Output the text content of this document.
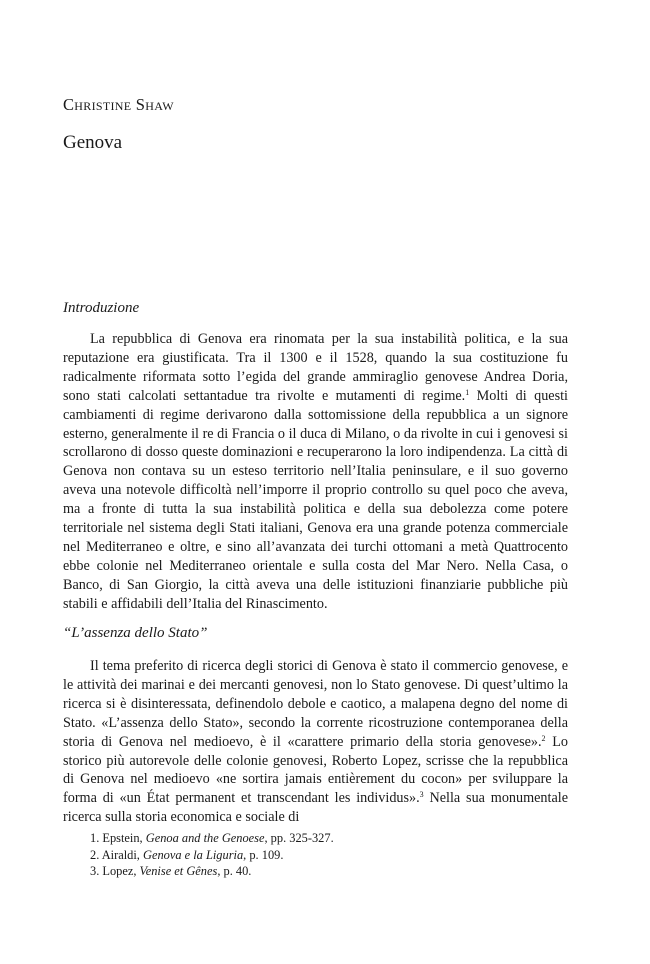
Christine Shaw
Genova
Introduzione

La repubblica di Genova era rinomata per la sua instabilità politica, e la sua reputazione era giustificata. Tra il 1300 e il 1528, quando la sua costituzione fu radicalmente riformata sotto l’egida del grande ammiraglio genovese Andrea Doria, sono stati calcolati settantadue tra rivolte e mutamenti di regime.$^1$ Molti di questi cambiamenti di regime derivarono dalla sottomissione della repubblica a un signore esterno, generalmente il re di Francia o il duca di Milano, o da rivolte in cui i genovesi si scrollarono di dosso queste dominazioni e recuperarono la loro indipendenza. La città di Genova non contava su un esteso territorio nell’Italia peninsulare, e il suo governo aveva una notevole difficoltà nell’imporre il proprio controllo su quel poco che aveva, ma a fronte di tutta la sua instabilità politica e della sua debolezza come potere territoriale nel sistema degli Stati italiani, Genova era una grande potenza commerciale nel Mediterraneo e oltre, e sino all’avanzata dei turchi ottomani a metà Quattrocento ebbe colonie nel Mediterraneo orientale e sulla costa del Mar Nero. Nella Casa, o Banco, di San Giorgio, la città aveva una delle istituzioni finanziarie pubbliche più stabili e affidabili dell’Italia del Rinascimento.

“L’assenza dello Stato”

Il tema preferito di ricerca degli storici di Genova è stato il commercio genovese, e le attività dei marinai e dei mercanti genovesi, non lo Stato genovese. Di quest’ultimo la ricerca si è disinteressata, definendolo debole e caotico, a malapena degno del nome di Stato. «L’assenza dello Stato», secondo la corrente ricostruzione contemporanea della storia di Genova nel medioevo, è il «carattere primario della storia genovese».$^2$ Lo storico più autorevole delle colonie genovesi, Roberto Lopez, scrisse che la repubblica di Genova nel medioevo «ne sortira jamais entièrement du cocon» per sviluppare la forma di «un État permanent et transcendant les individus».$^3$ Nella sua monumentale ricerca sulla storia economica e sociale di

1. Epstein, Genoa and the Genoese, pp. 325-327.
2. Airaldi, Genova e la Liguria, p. 109.
3. Lopez, Venise et Gênes, p. 40.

**Exercise description**
Make an exact reproduction of the listing above, without any pictures.

**Finished exercise**
Output the text content of this document.
Christine Shaw
Genova
Introduzione

La repubblica di Genova era rinomata per la sua instabilità politica, e la sua reputazione era giustificata. Tra il 1300 e il 1528, quando la sua costituzione fu radicalmente riformata sotto l’egida del grande ammiraglio genovese Andrea Doria, sono stati calcolati settantadue tra rivolte e mutamenti di regime.$^1$ Molti di questi cambiamenti di regime derivarono dalla sottomissione della repubblica a un signore esterno, generalmente il re di Francia o il duca di Milano, o da rivolte in cui i genovesi si scrollarono di dosso queste dominazioni e recuperarono la loro indipendenza. La città di Genova non contava su un esteso territorio nell’Italia peninsulare, e il suo governo aveva una notevole difficoltà nell’imporre il proprio controllo su quel poco che aveva, ma a fronte di tutta la sua instabilità politica e della sua debolezza come potere territoriale nel sistema degli Stati italiani, Genova era una grande potenza commerciale nel Mediterraneo e oltre, e sino all’avanzata dei turchi ottomani a metà Quattrocento ebbe colonie nel Mediterraneo orientale e sulla costa del Mar Nero. Nella Casa, o Banco, di San Giorgio, la città aveva una delle istituzioni finanziarie pubbliche più stabili e affidabili dell’Italia del Rinascimento.

“L’assenza dello Stato”

Il tema preferito di ricerca degli storici di Genova è stato il commercio genovese, e le attività dei marinai e dei mercanti genovesi, non lo Stato genovese. Di quest’ultimo la ricerca si è disinteressata, definendolo debole e caotico, a malapena degno del nome di Stato. «L’assenza dello Stato», secondo la corrente ricostruzione contemporanea della storia di Genova nel medioevo, è il «carattere primario della storia genovese».$^2$ Lo storico più autorevole delle colonie genovesi, Roberto Lopez, scrisse che la repubblica di Genova nel medioevo «ne sortira jamais entièrement du cocon» per sviluppare la forma di «un État permanent et transcendant les individus».$^3$ Nella sua monumentale ricerca sulla storia economica e sociale di

1. Epstein, Genoa and the Genoese, pp. 325-327.
2. Airaldi, Genova e la Liguria, p. 109.
3. Lopez, Venise et Gênes, p. 40.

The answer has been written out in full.